Task 1: Rewrite the passage of the article on Google's AI product viewer, everything from "The manual approach" down to "can look flat.", substituting "shirts" for "blouses".
Task 2: Carry the article on Google's AI product viewer forward from the point where it ends.

Excerpt:
#####

Announced Wednesday and available through Google search, the new product viewer was developed using generative AI to display clothing on a broad selection of real-life models. The goal, the company said, is to allow consumers to visualize the garments — starting with women’s tops — on different body types.
“Shopping is an incredibly large category for Google, and it’s also a source of growth for us,” Maria Renz, vice president and general manager of commerce, told WWD. “We’re incredibly excited to take this cutting-edge technology to partner with merchants and evolve shopping from a transactional experience to one that’s really immersive, inspirational.”
In reality, the consumer-facing experience isn’t actually new, since numerous brands and retailers already offer similar tools on their own e-commerce sites, with a range of models showcasing how an outfit looks on people of different sizes. The main difference with Google’s product viewer is the way those visual assets are created and, it turns out, that’s an important distinction.
The manual approach often involves individually photographing one look on an array of live models, or digitally superimposing blouses or dresses onto images of people, whether real or fake. The former involves more time, effort and cost, while the latter can look flat.
Enter generative AI.
Google shot a range of real-world models, but then used AI informed by its Shopping Graph data to layer different digital garments on top. The effect is that the fabric appears to fold, crease, cling, drape or wrinkle as expected on different figures.

#####

[Dataset entries]
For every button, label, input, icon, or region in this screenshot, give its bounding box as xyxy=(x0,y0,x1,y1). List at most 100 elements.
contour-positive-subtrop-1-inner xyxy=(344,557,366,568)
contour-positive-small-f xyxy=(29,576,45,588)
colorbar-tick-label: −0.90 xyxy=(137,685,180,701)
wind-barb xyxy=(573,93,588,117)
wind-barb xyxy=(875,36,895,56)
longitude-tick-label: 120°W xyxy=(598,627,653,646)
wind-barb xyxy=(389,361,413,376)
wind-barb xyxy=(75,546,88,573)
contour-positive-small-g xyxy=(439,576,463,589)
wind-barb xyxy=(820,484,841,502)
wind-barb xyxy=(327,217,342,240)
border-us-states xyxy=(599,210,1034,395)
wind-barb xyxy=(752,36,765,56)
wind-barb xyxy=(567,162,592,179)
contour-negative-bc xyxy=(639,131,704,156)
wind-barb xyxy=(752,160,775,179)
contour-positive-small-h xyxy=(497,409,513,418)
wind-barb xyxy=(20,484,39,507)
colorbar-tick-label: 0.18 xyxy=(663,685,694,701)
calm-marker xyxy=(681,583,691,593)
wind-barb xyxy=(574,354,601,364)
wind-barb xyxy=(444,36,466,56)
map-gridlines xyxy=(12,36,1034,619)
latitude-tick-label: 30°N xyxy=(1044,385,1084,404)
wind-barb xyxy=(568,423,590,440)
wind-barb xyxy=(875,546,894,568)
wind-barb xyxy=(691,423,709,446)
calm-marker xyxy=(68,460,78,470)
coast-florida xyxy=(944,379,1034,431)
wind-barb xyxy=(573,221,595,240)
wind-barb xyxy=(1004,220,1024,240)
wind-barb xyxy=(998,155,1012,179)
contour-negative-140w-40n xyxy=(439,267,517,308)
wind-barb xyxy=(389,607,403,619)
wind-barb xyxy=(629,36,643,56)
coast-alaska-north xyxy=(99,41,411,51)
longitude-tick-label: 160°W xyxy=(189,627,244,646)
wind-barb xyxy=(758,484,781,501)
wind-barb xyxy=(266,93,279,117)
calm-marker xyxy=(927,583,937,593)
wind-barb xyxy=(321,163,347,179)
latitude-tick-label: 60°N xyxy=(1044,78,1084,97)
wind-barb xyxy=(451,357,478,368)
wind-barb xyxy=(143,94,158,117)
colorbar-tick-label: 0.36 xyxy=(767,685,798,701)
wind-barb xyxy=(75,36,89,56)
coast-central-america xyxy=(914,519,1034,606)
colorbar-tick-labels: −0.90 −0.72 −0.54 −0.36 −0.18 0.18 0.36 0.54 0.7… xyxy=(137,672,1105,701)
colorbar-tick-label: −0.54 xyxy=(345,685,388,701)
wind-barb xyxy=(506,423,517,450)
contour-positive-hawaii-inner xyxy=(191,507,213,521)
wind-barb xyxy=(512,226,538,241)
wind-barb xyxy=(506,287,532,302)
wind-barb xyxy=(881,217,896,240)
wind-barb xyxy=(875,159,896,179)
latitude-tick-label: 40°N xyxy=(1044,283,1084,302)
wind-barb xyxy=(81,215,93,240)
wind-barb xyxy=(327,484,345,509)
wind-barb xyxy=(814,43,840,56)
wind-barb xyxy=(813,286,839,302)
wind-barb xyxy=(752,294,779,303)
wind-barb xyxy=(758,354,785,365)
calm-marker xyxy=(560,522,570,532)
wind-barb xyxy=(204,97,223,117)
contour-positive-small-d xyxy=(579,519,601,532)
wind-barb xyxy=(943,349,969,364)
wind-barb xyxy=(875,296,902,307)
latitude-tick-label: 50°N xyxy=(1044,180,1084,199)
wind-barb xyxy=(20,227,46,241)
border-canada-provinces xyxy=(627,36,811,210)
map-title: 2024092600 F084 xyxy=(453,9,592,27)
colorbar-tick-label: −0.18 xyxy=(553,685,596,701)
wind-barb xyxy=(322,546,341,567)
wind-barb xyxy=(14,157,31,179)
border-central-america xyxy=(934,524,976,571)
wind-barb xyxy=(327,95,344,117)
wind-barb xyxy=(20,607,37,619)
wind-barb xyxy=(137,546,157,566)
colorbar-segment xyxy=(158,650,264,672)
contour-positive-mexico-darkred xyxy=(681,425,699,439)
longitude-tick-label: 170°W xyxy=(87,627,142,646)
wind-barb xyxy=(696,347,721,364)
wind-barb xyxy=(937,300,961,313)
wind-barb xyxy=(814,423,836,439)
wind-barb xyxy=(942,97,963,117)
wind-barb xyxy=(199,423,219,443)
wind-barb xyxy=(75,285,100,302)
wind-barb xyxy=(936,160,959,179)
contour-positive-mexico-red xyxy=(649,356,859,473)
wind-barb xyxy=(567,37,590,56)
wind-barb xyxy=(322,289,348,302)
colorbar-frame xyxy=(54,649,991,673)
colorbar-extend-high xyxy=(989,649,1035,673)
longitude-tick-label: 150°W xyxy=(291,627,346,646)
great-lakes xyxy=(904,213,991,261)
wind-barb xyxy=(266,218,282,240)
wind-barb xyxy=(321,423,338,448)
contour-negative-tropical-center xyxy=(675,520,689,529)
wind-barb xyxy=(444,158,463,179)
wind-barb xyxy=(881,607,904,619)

#####

Written reply 1:
The manual approach often involves individually photographing one look on an array of live models, or digitally superimposing shirts or dresses onto images of people, whether real or fake. The former involves more time, effort and cost, while the latter can look flat.

Written reply 2:
“Sixty-eight percent of online shoppers agree that it’s hard to know what a clothing item will look like on them before you actually get it, and 42 percent of online shoppers don’t feel represented by the images of the models that they see,” said Lillian Rincon, Google’s senior director of product. “Fifty-nine percent feel dissatisfied with an item because it looks different than they expected. So these are some of the real user problems we were trying to solve.”
The company has been working on this initiative for years, but it took off recently when it achieved a breakthrough in stable diffusion — an AI model that can generate images, or mitigate visual noise to hone or improve them.
“So they build a model, the data has to be honed, and we measure the quality of the outputs across body types, across the fabric, across poses. And all of that has to be thoroughly vetted,” said Rincon. “These are really hard geometry computer vision problems that they’re solving.”
As an iterative process, the company wanted to be thoughtful about the development and rollout of the tech, said Shyam Sunder, the group product manager at Google in charge of the project, noting that developers spoke to more than a dozen fashion brands last year, trying to learn more about their pain points and problems.
Google trained its AI models according to its Shopping Graph — a massive commerce-specific data set encompassing more than 35 billion listings — took in the brands’ feedback, and then retrained the AI models. It decided to move slowly, starting with women’s tops. But since it has already captured male models, it can expand easily into men’s wear. It also shot full-body images in a range of poses, facilitating its expansion into other product categories, like skirts and pants.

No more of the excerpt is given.